§ Material shown:

--------

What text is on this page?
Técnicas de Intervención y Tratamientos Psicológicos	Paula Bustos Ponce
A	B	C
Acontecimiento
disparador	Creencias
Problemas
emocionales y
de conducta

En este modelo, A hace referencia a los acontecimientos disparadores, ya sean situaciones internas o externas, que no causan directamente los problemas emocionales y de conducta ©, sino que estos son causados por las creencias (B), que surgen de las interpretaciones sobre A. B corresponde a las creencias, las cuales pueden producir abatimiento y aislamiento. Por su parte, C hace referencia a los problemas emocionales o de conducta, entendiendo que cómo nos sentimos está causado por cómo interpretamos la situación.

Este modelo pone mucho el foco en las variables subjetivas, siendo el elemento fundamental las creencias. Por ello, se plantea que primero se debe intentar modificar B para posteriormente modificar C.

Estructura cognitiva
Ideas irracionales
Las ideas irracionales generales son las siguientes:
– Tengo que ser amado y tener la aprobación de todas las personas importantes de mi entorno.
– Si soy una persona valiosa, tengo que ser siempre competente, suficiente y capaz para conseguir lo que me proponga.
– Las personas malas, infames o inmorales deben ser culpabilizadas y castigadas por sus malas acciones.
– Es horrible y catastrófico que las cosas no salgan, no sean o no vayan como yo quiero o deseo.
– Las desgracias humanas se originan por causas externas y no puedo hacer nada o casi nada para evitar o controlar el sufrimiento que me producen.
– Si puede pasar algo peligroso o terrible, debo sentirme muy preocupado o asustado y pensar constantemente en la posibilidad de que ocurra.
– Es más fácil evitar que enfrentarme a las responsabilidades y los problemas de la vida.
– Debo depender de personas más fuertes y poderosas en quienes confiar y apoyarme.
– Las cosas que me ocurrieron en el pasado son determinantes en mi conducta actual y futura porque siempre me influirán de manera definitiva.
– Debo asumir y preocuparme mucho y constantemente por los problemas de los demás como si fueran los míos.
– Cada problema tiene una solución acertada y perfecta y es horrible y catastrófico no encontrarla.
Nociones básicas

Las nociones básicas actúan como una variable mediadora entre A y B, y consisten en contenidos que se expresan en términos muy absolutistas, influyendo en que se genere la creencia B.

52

--------

§ Written request: Show every line of the listing in which the string "catastrófico" can be found.

§ Result:
– Es horrible y catastrófico que las cosas no salgan, no sean o no vayan como yo quiero o deseo.
– Cada problema tiene una solución acertada y perfecta y es horrible y catastrófico no encontrarla.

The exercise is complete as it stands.